## [Stored records]

++++++

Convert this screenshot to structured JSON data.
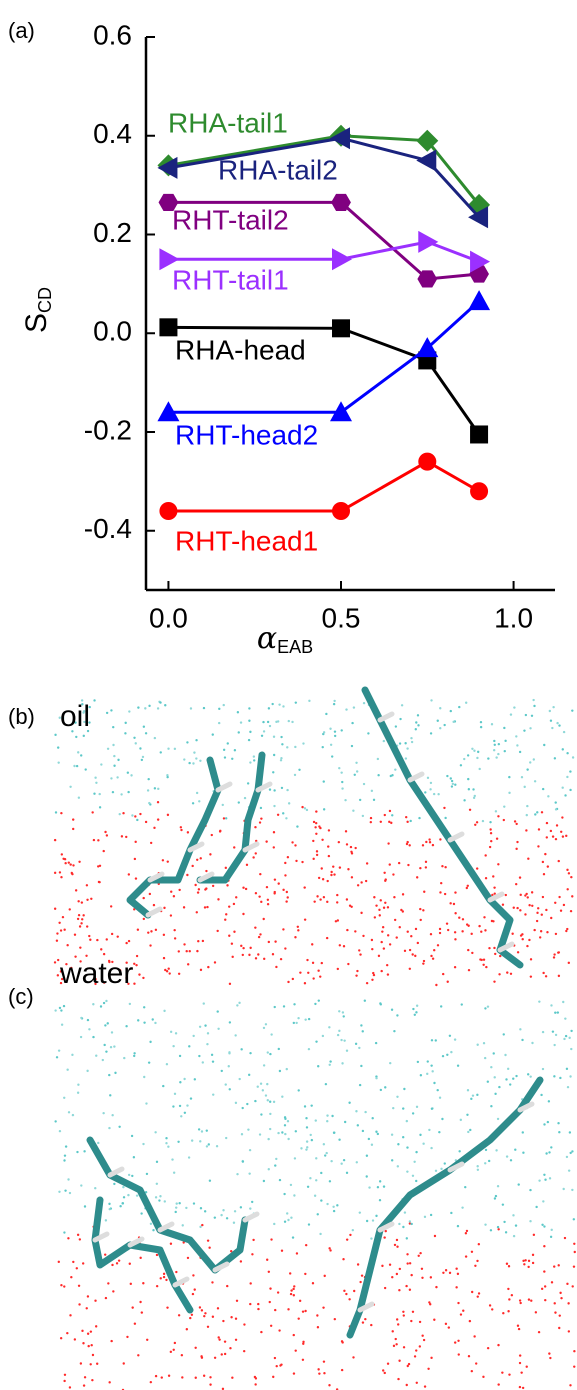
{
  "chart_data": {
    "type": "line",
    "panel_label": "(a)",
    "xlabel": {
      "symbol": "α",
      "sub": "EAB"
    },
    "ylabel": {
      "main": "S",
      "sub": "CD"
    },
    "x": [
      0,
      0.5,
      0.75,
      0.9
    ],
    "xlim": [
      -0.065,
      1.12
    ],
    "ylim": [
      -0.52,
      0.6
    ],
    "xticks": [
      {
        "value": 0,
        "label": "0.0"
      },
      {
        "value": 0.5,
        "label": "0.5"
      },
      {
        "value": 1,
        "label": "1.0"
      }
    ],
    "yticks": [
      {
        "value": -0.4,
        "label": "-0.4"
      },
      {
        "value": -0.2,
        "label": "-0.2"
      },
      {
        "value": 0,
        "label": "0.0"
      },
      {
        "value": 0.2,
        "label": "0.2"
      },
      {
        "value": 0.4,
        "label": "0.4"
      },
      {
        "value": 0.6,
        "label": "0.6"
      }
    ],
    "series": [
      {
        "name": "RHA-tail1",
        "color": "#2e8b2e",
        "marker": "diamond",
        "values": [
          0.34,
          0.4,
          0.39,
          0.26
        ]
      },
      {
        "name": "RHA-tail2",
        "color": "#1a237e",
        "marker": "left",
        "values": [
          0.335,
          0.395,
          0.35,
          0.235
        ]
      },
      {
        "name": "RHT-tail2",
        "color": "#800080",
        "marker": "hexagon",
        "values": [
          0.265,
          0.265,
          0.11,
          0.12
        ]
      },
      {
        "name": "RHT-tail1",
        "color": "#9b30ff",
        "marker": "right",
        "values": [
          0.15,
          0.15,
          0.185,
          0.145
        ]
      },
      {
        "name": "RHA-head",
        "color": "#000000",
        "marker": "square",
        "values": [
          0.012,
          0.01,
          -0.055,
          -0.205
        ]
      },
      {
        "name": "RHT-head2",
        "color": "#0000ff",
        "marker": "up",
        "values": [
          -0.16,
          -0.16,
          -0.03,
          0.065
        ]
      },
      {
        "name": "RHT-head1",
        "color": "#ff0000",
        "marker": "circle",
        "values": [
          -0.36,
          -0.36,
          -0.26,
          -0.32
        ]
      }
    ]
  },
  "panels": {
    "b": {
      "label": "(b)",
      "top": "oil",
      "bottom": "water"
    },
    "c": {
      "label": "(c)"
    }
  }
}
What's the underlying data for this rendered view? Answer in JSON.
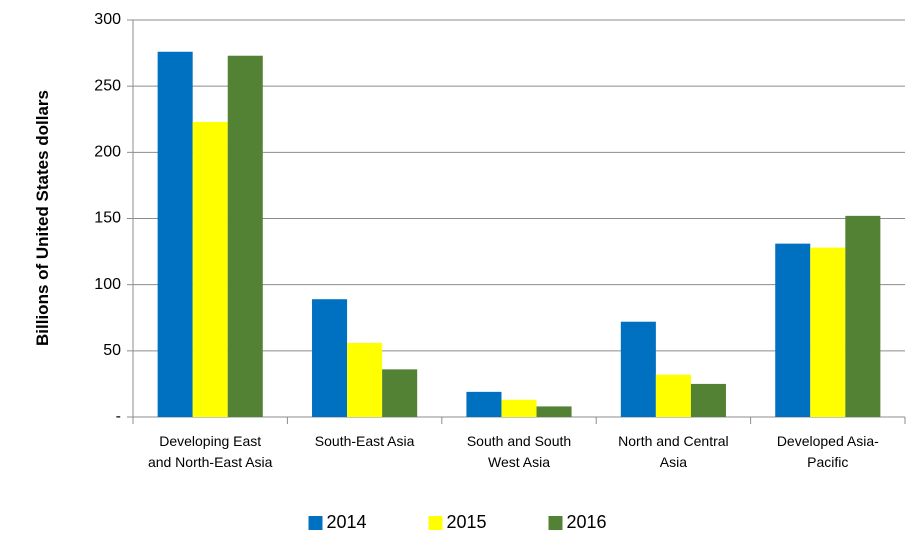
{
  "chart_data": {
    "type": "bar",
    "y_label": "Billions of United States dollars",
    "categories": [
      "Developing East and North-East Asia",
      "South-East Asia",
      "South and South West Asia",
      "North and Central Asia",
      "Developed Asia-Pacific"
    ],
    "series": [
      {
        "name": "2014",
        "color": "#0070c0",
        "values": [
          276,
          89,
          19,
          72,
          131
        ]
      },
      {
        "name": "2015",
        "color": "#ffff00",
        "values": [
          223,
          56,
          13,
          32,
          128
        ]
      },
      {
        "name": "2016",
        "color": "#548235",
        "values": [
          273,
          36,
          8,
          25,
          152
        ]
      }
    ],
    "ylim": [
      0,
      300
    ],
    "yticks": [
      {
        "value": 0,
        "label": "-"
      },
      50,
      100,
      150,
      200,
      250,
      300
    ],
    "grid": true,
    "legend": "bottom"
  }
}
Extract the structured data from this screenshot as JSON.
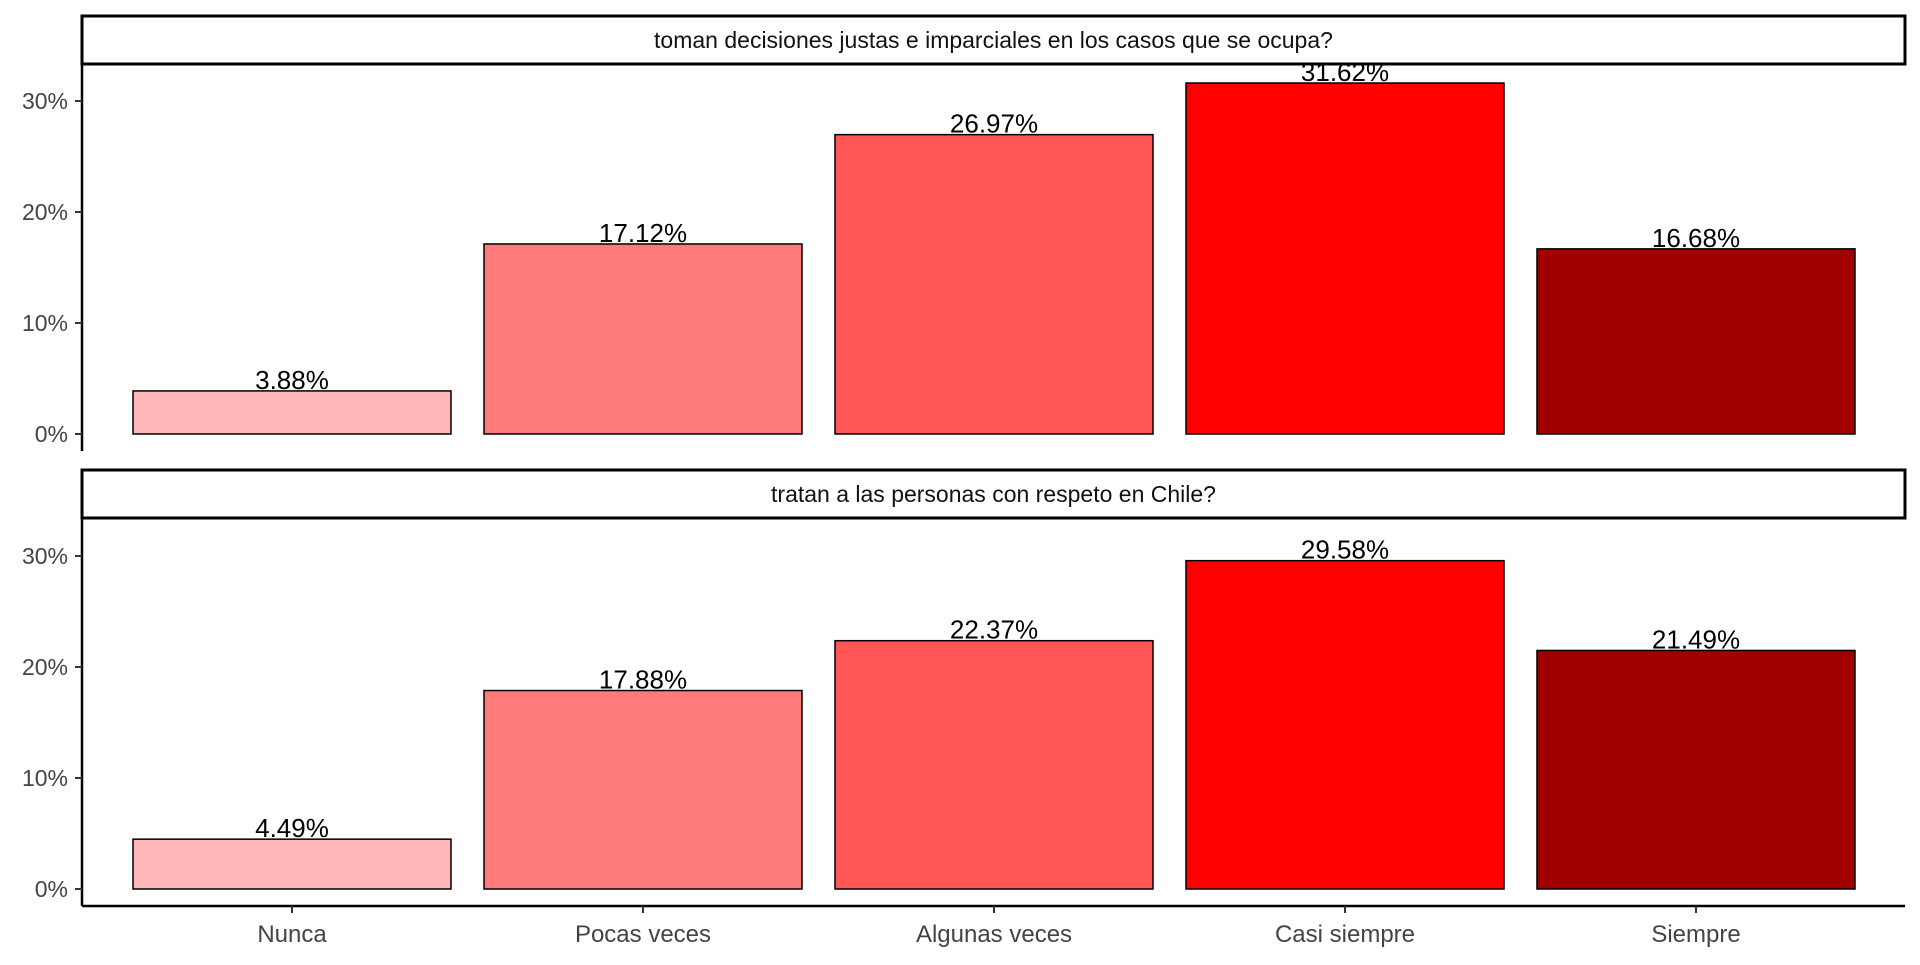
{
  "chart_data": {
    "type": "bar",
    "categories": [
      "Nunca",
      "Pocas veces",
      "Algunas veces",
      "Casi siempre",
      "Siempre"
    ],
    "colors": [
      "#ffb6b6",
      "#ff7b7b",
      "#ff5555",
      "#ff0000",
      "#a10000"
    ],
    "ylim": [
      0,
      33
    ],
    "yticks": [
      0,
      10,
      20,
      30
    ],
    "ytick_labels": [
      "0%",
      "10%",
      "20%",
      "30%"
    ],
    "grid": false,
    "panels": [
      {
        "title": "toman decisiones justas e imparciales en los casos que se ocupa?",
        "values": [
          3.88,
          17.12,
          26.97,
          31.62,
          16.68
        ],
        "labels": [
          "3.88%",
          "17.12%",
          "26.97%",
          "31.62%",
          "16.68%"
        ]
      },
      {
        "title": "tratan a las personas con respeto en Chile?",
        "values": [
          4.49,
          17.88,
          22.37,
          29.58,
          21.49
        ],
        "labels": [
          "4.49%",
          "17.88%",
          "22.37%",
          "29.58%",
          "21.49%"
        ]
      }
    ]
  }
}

++++++

## [Problem]
Reproduce every line of the material precisely, omitting its pictures.

## [Solution for this task]
Convert this screenshot to structured JSON data.
{
  "chart_data": {
    "type": "line",
    "panel_label": "(a)",
    "xlabel": {
      "symbol": "α",
      "sub": "EAB"
    },
    "ylabel": {
      "main": "S",
      "sub": "CD"
    },
    "x": [
      0,
      0.5,
      0.75,
      0.9
    ],
    "xlim": [
      -0.065,
      1.12
    ],
    "ylim": [
      -0.52,
      0.6
    ],
    "xticks": [
      {
        "value": 0,
        "label": "0.0"
      },
      {
        "value": 0.5,
        "label": "0.5"
      },
      {
        "value": 1,
        "label": "1.0"
      }
    ],
    "yticks": [
      {
        "value": -0.4,
        "label": "-0.4"
      },
      {
        "value": -0.2,
        "label": "-0.2"
      },
      {
        "value": 0,
        "label": "0.0"
      },
      {
        "value": 0.2,
        "label": "0.2"
      },
      {
        "value": 0.4,
        "label": "0.4"
      },
      {
        "value": 0.6,
        "label": "0.6"
      }
    ],
    "series": [
      {
        "name": "RHA-tail1",
        "color": "#2e8b2e",
        "marker": "diamond",
        "values": [
          0.34,
          0.4,
          0.39,
          0.26
        ]
      },
      {
        "name": "RHA-tail2",
        "color": "#1a237e",
        "marker": "left",
        "values": [
          0.335,
          0.395,
          0.35,
          0.235
        ]
      },
      {
        "name": "RHT-tail2",
        "color": "#800080",
        "marker": "hexagon",
        "values": [
          0.265,
          0.265,
          0.11,
          0.12
        ]
      },
      {
        "name": "RHT-tail1",
        "color": "#9b30ff",
        "marker": "right",
        "values": [
          0.15,
          0.15,
          0.185,
          0.145
        ]
      },
      {
        "name": "RHA-head",
        "color": "#000000",
        "marker": "square",
        "values": [
          0.012,
          0.01,
          -0.055,
          -0.205
        ]
      },
      {
        "name": "RHT-head2",
        "color": "#0000ff",
        "marker": "up",
        "values": [
          -0.16,
          -0.16,
          -0.03,
          0.065
        ]
      },
      {
        "name": "RHT-head1",
        "color": "#ff0000",
        "marker": "circle",
        "values": [
          -0.36,
          -0.36,
          -0.26,
          -0.32
        ]
      }
    ]
  },
  "panels": {
    "b": {
      "label": "(b)",
      "top": "oil",
      "bottom": "water"
    },
    "c": {
      "label": "(c)"
    }
  }
}
What's the underlying data for this rendered view? Answer in JSON.
{
  "chart_data": {
    "type": "bar",
    "y_label": "Billions of United States dollars",
    "categories": [
      "Developing East and North-East Asia",
      "South-East Asia",
      "South and South West Asia",
      "North and Central Asia",
      "Developed Asia-Pacific"
    ],
    "series": [
      {
        "name": "2014",
        "color": "#0070c0",
        "values": [
          276,
          89,
          19,
          72,
          131
        ]
      },
      {
        "name": "2015",
        "color": "#ffff00",
        "values": [
          223,
          56,
          13,
          32,
          128
        ]
      },
      {
        "name": "2016",
        "color": "#548235",
        "values": [
          273,
          36,
          8,
          25,
          152
        ]
      }
    ],
    "ylim": [
      0,
      300
    ],
    "yticks": [
      {
        "value": 0,
        "label": "-"
      },
      50,
      100,
      150,
      200,
      250,
      300
    ],
    "grid": true,
    "legend": "bottom"
  }
}
Extract the structured data from this screenshot as JSON.
{
  "chart_data": {
    "type": "bar",
    "categories": [
      "Nunca",
      "Pocas veces",
      "Algunas veces",
      "Casi siempre",
      "Siempre"
    ],
    "colors": [
      "#ffb6b6",
      "#ff7b7b",
      "#ff5555",
      "#ff0000",
      "#a10000"
    ],
    "ylim": [
      0,
      33
    ],
    "yticks": [
      0,
      10,
      20,
      30
    ],
    "ytick_labels": [
      "0%",
      "10%",
      "20%",
      "30%"
    ],
    "grid": false,
    "panels": [
      {
        "title": "toman decisiones justas e imparciales en los casos que se ocupa?",
        "values": [
          3.88,
          17.12,
          26.97,
          31.62,
          16.68
        ],
        "labels": [
          "3.88%",
          "17.12%",
          "26.97%",
          "31.62%",
          "16.68%"
        ]
      },
      {
        "title": "tratan a las personas con respeto en Chile?",
        "values": [
          4.49,
          17.88,
          22.37,
          29.58,
          21.49
        ],
        "labels": [
          "4.49%",
          "17.88%",
          "22.37%",
          "29.58%",
          "21.49%"
        ]
      }
    ]
  }
}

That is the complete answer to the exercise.